Given task: Collect every line that includes the string "Auto".

Data records
+ + +

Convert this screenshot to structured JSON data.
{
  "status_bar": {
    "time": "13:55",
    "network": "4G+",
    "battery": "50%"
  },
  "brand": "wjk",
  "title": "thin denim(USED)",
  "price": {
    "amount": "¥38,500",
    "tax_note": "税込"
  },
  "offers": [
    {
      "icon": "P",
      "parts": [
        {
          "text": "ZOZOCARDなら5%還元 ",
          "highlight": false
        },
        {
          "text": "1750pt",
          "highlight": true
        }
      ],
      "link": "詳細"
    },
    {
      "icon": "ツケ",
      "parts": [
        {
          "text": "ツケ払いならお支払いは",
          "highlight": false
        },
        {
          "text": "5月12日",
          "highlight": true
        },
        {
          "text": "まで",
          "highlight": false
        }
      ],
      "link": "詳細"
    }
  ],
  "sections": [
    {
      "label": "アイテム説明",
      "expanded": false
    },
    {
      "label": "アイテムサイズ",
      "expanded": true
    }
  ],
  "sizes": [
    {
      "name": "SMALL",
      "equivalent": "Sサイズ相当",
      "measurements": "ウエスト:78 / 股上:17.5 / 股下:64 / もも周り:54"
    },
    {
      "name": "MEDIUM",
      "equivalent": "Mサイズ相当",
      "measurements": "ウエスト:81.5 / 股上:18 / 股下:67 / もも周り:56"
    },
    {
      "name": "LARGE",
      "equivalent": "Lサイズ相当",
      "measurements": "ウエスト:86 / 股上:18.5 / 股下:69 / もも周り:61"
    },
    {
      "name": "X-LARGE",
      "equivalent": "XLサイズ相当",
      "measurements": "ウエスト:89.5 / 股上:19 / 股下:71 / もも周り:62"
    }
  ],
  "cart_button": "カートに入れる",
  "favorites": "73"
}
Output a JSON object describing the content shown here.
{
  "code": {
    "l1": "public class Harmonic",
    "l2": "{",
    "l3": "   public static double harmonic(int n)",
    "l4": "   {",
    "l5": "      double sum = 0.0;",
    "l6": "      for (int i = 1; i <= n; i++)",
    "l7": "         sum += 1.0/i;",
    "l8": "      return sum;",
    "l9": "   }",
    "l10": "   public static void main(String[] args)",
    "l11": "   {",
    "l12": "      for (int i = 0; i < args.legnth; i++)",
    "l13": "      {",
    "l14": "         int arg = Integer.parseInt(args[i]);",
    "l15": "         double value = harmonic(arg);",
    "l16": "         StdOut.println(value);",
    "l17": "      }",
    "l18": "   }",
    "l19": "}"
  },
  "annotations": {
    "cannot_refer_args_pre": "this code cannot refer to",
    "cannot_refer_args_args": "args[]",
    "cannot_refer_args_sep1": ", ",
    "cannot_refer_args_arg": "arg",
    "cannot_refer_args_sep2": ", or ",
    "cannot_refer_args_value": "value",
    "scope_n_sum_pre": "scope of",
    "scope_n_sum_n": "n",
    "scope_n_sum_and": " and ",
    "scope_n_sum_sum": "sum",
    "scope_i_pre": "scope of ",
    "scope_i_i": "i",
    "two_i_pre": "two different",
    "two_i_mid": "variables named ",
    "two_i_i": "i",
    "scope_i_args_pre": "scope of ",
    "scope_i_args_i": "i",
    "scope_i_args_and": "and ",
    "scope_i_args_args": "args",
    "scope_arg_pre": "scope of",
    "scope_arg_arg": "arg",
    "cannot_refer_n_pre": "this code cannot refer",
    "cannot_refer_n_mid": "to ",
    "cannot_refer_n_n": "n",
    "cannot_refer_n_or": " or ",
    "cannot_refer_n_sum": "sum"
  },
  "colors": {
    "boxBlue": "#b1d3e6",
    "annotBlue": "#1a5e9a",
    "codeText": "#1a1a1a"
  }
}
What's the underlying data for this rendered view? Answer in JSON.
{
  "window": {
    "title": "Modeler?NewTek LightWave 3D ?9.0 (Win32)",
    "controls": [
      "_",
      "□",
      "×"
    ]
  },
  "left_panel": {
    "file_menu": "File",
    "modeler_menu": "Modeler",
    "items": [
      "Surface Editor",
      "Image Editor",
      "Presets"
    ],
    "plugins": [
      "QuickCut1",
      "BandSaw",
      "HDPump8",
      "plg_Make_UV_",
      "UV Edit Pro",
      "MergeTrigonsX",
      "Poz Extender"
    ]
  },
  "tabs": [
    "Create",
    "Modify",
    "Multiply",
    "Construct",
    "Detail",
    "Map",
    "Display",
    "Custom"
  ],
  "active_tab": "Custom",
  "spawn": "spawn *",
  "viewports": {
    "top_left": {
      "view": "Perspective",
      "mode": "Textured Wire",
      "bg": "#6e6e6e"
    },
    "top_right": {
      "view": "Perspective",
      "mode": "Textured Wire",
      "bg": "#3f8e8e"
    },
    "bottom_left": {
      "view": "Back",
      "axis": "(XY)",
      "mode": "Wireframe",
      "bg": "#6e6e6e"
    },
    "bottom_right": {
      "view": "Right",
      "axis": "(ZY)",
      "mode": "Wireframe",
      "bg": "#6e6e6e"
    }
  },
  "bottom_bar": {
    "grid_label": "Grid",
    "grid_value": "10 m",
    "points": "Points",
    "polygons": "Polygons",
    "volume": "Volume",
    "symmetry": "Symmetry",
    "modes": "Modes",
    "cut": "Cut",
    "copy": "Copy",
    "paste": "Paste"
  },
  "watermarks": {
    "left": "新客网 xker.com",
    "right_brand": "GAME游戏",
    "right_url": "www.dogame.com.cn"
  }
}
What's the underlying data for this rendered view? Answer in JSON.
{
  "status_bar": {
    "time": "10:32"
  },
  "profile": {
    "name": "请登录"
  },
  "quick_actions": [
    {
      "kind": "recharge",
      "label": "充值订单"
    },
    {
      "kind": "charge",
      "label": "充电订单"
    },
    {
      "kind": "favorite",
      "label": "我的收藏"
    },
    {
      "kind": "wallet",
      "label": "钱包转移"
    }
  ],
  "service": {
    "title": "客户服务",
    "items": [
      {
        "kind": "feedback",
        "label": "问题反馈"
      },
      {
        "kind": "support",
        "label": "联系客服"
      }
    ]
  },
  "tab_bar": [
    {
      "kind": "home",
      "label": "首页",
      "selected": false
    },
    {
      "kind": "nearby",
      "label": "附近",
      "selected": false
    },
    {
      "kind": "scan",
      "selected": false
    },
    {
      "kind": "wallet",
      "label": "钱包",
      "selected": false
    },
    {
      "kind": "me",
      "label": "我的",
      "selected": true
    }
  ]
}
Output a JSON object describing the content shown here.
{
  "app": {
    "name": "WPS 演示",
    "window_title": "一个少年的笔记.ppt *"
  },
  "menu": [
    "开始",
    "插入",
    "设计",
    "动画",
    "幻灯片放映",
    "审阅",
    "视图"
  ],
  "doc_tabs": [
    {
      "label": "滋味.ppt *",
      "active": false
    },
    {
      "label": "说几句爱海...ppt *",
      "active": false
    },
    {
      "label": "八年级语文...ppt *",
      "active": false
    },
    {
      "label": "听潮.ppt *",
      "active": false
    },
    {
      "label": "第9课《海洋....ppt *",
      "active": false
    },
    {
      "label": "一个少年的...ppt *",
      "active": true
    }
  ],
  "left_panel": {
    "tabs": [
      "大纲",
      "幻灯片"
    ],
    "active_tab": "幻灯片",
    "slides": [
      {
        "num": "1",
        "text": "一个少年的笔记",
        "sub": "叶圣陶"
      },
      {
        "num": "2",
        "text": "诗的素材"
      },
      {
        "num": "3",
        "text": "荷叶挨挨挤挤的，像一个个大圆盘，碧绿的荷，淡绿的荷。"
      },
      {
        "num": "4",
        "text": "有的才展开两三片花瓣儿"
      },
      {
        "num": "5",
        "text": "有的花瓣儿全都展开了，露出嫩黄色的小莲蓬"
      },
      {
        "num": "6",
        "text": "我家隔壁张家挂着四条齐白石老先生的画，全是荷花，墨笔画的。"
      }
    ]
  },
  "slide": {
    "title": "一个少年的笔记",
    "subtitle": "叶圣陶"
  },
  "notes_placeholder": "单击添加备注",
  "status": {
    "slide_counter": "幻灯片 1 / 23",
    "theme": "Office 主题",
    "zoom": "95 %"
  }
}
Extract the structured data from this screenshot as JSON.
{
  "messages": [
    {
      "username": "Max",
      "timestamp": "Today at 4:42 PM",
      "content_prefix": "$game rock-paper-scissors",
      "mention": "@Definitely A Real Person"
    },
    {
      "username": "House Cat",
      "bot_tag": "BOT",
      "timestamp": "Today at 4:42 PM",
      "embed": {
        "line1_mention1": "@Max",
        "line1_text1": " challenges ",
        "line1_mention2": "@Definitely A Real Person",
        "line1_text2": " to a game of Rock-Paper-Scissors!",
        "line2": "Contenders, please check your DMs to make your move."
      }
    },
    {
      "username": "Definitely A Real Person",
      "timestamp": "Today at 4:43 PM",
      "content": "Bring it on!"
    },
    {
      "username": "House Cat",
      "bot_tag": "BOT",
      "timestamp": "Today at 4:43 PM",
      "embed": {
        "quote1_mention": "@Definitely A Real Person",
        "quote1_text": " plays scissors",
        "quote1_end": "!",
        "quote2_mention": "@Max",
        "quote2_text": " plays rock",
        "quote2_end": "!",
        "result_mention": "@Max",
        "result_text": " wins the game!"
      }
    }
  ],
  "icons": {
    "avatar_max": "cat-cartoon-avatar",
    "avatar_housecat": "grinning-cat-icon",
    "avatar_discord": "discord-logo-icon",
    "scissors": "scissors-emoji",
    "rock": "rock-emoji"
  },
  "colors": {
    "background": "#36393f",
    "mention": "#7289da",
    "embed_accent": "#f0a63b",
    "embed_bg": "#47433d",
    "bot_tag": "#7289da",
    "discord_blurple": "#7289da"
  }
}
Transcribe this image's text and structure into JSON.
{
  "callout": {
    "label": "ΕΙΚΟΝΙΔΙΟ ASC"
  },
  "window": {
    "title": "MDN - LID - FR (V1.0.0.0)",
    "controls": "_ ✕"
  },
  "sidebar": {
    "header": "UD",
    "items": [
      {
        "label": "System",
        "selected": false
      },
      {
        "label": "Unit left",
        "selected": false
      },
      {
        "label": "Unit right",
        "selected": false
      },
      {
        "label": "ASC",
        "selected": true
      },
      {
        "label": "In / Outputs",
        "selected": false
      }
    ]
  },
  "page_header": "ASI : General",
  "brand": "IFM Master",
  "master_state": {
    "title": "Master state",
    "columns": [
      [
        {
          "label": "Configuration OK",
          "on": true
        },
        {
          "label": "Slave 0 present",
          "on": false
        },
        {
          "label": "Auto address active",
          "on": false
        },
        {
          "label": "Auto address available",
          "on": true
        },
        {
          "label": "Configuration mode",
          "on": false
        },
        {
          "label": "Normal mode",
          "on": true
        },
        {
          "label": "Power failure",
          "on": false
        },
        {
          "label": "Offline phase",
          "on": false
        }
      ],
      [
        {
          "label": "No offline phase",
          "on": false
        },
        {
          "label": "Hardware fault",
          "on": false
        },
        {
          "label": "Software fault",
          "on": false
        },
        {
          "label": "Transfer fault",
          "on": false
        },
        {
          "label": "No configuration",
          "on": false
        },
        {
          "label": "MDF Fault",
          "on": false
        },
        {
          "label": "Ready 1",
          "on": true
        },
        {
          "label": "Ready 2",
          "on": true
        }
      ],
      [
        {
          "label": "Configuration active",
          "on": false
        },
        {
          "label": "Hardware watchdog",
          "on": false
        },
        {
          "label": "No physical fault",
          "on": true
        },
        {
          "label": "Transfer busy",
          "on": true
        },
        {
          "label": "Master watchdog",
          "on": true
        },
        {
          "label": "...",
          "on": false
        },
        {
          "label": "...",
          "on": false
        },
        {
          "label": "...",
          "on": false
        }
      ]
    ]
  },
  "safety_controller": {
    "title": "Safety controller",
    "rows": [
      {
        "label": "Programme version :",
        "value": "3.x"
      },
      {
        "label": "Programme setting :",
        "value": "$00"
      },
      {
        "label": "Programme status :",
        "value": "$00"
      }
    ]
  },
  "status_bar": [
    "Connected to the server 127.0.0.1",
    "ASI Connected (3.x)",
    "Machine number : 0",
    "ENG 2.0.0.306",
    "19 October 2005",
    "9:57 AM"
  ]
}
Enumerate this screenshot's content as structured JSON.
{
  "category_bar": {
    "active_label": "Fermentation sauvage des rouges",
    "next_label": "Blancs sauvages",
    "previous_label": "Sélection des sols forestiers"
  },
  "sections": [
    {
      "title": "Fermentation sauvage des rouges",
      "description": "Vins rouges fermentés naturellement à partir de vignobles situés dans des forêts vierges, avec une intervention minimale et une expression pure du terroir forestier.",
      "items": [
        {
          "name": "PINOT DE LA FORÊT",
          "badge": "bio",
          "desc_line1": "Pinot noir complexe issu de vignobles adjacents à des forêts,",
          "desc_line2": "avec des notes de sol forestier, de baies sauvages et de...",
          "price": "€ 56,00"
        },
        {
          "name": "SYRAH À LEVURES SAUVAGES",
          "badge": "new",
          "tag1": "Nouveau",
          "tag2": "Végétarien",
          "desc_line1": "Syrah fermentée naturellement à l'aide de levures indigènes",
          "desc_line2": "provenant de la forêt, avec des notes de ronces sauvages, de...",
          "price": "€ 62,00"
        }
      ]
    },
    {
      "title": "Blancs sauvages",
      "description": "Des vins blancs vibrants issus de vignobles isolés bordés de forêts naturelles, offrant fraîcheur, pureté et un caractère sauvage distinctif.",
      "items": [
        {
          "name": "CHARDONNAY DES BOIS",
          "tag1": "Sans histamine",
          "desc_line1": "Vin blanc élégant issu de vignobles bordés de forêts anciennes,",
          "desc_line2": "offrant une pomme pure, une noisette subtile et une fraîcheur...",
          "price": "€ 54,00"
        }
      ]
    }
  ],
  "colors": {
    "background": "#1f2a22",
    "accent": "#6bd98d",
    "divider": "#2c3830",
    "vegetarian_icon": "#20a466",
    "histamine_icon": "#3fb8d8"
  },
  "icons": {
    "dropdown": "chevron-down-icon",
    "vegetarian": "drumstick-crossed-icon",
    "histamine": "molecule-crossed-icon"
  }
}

+ + +

Reply:
          "label": "Auto address active",
          "label": "Auto address available",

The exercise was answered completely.